(Records contained in a dataset)

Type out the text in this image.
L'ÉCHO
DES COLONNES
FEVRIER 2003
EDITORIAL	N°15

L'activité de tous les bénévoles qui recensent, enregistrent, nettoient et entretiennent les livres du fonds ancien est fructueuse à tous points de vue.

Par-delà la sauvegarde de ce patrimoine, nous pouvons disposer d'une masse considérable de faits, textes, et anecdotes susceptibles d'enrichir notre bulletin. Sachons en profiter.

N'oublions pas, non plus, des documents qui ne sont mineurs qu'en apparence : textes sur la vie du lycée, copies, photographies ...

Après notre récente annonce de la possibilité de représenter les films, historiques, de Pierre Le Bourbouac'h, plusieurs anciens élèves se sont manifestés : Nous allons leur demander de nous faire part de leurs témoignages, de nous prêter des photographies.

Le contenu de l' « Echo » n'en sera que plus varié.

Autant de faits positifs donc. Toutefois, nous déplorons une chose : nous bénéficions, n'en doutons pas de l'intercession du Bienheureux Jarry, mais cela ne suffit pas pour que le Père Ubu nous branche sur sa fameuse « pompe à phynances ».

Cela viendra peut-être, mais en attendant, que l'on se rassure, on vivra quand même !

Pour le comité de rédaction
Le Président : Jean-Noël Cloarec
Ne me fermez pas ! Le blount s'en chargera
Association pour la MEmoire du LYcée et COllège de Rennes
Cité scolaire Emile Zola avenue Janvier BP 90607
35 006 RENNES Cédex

--

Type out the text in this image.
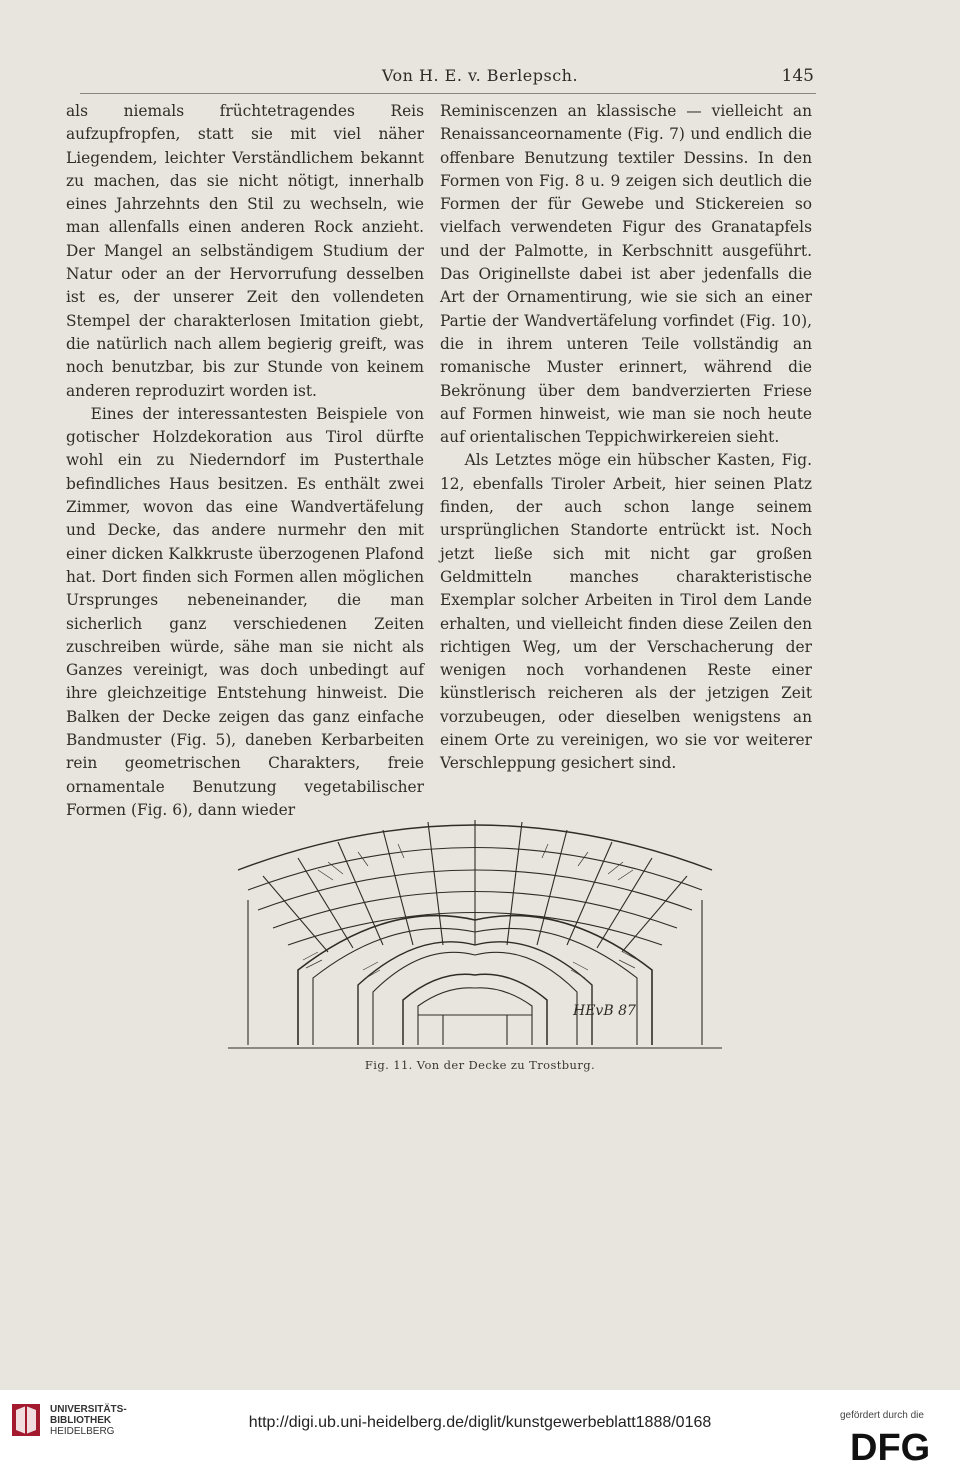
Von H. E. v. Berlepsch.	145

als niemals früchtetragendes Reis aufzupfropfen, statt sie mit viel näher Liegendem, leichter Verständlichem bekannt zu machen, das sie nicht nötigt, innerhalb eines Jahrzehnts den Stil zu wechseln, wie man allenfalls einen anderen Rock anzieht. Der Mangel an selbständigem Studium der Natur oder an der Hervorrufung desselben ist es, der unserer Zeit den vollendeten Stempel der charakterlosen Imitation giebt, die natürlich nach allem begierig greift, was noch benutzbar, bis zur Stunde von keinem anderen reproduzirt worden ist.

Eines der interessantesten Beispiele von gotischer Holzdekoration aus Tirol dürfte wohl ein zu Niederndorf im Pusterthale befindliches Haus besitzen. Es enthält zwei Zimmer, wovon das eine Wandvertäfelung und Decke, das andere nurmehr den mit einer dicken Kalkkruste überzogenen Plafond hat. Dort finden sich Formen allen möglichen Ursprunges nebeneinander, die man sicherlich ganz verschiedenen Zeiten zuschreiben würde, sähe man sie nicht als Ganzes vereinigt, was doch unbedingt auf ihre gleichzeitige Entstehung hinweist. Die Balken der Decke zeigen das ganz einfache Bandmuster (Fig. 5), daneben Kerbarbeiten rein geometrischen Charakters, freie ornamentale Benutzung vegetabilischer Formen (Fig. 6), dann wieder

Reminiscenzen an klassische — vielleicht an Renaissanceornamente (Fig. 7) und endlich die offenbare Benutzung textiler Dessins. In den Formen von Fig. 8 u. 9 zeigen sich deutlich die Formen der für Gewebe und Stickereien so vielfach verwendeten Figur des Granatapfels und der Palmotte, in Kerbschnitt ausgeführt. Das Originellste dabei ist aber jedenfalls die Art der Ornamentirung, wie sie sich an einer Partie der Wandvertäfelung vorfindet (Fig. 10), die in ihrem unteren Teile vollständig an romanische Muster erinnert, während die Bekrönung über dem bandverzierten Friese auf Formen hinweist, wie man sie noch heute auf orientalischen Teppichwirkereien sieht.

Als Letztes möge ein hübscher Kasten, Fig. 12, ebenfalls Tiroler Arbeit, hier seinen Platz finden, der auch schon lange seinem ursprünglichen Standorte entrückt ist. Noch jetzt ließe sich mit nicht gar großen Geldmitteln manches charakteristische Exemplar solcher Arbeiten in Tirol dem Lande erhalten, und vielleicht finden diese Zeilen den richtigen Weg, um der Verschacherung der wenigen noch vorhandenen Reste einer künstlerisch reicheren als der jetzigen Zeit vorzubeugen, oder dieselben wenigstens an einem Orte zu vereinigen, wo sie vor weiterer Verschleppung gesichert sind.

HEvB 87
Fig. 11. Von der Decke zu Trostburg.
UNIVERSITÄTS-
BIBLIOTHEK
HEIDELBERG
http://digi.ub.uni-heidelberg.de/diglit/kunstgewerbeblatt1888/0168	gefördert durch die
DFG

▶ INSTRUCTIONS FOR THE TASK
Working from the material above, state how many lines contain "nous"; give only the number.

▶ REPLY
3